■ Materials provided ■
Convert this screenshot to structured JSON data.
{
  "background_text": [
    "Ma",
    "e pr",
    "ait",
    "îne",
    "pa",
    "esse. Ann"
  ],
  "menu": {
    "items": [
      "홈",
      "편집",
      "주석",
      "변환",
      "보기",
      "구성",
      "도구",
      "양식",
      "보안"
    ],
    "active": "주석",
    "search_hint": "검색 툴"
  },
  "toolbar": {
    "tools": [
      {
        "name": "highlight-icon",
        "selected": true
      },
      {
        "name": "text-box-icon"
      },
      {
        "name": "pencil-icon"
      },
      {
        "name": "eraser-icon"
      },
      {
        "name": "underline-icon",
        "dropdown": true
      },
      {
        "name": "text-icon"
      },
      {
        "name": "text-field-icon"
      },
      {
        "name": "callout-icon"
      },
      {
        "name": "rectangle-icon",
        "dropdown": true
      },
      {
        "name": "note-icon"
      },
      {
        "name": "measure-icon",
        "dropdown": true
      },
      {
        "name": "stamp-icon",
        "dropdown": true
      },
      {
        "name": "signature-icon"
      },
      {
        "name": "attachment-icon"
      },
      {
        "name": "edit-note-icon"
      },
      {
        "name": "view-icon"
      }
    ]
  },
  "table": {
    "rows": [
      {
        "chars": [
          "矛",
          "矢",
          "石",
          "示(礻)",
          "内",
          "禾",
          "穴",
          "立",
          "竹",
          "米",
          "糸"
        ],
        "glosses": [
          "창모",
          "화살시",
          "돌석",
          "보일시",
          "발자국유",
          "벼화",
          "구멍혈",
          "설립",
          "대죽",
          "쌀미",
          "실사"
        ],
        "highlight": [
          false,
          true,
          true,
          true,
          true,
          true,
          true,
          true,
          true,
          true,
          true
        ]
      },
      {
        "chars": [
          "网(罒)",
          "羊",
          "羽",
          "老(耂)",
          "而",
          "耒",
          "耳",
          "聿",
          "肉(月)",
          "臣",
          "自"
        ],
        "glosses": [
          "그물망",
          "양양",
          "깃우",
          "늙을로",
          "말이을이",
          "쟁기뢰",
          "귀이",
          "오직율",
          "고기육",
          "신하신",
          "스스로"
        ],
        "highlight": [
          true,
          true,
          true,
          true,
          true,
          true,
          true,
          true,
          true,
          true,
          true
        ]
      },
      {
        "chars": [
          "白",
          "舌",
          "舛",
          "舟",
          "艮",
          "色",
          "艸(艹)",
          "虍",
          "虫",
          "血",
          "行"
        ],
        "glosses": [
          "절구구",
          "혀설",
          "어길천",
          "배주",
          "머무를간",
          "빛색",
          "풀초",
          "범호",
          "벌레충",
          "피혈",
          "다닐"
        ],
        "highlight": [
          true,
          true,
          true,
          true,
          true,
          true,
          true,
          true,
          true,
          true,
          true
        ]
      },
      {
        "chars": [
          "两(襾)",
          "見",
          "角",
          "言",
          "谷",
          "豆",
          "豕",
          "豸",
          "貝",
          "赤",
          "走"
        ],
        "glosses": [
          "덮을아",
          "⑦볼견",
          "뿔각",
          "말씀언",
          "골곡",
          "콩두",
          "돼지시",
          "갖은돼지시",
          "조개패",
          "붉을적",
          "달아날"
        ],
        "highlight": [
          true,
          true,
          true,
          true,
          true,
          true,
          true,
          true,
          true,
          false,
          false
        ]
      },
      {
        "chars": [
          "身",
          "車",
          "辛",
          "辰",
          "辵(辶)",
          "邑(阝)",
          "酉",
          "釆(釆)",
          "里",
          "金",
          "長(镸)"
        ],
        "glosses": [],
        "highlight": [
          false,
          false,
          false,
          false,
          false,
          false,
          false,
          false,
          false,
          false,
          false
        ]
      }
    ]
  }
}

■ What you have to do ■
Reproduce all the data word for word.

■ Answer to this task ■
Convert this screenshot to structured JSON data.
{
  "background_text": [
    "Ma",
    "e pr",
    "ait",
    "îne",
    "pa",
    "esse. Ann"
  ],
  "menu": {
    "items": [
      "홈",
      "편집",
      "주석",
      "변환",
      "보기",
      "구성",
      "도구",
      "양식",
      "보안"
    ],
    "active": "주석",
    "search_hint": "검색 툴"
  },
  "toolbar": {
    "tools": [
      {
        "name": "highlight-icon",
        "selected": true
      },
      {
        "name": "text-box-icon"
      },
      {
        "name": "pencil-icon"
      },
      {
        "name": "eraser-icon"
      },
      {
        "name": "underline-icon",
        "dropdown": true
      },
      {
        "name": "text-icon"
      },
      {
        "name": "text-field-icon"
      },
      {
        "name": "callout-icon"
      },
      {
        "name": "rectangle-icon",
        "dropdown": true
      },
      {
        "name": "note-icon"
      },
      {
        "name": "measure-icon",
        "dropdown": true
      },
      {
        "name": "stamp-icon",
        "dropdown": true
      },
      {
        "name": "signature-icon"
      },
      {
        "name": "attachment-icon"
      },
      {
        "name": "edit-note-icon"
      },
      {
        "name": "view-icon"
      }
    ]
  },
  "table": {
    "rows": [
      {
        "chars": [
          "矛",
          "矢",
          "石",
          "示(礻)",
          "内",
          "禾",
          "穴",
          "立",
          "竹",
          "米",
          "糸"
        ],
        "glosses": [
          "창모",
          "화살시",
          "돌석",
          "보일시",
          "발자국유",
          "벼화",
          "구멍혈",
          "설립",
          "대죽",
          "쌀미",
          "실사"
        ],
        "highlight": [
          false,
          true,
          true,
          true,
          true,
          true,
          true,
          true,
          true,
          true,
          true
        ]
      },
      {
        "chars": [
          "网(罒)",
          "羊",
          "羽",
          "老(耂)",
          "而",
          "耒",
          "耳",
          "聿",
          "肉(月)",
          "臣",
          "自"
        ],
        "glosses": [
          "그물망",
          "양양",
          "깃우",
          "늙을로",
          "말이을이",
          "쟁기뢰",
          "귀이",
          "오직율",
          "고기육",
          "신하신",
          "스스로"
        ],
        "highlight": [
          true,
          true,
          true,
          true,
          true,
          true,
          true,
          true,
          true,
          true,
          true
        ]
      },
      {
        "chars": [
          "白",
          "舌",
          "舛",
          "舟",
          "艮",
          "色",
          "艸(艹)",
          "虍",
          "虫",
          "血",
          "行"
        ],
        "glosses": [
          "절구구",
          "혀설",
          "어길천",
          "배주",
          "머무를간",
          "빛색",
          "풀초",
          "범호",
          "벌레충",
          "피혈",
          "다닐"
        ],
        "highlight": [
          true,
          true,
          true,
          true,
          true,
          true,
          true,
          true,
          true,
          true,
          true
        ]
      },
      {
        "chars": [
          "两(襾)",
          "見",
          "角",
          "言",
          "谷",
          "豆",
          "豕",
          "豸",
          "貝",
          "赤",
          "走"
        ],
        "glosses": [
          "덮을아",
          "⑦볼견",
          "뿔각",
          "말씀언",
          "골곡",
          "콩두",
          "돼지시",
          "갖은돼지시",
          "조개패",
          "붉을적",
          "달아날"
        ],
        "highlight": [
          true,
          true,
          true,
          true,
          true,
          true,
          true,
          true,
          true,
          false,
          false
        ]
      },
      {
        "chars": [
          "身",
          "車",
          "辛",
          "辰",
          "辵(辶)",
          "邑(阝)",
          "酉",
          "釆(釆)",
          "里",
          "金",
          "長(镸)"
        ],
        "glosses": [],
        "highlight": [
          false,
          false,
          false,
          false,
          false,
          false,
          false,
          false,
          false,
          false,
          false
        ]
      }
    ]
  }
}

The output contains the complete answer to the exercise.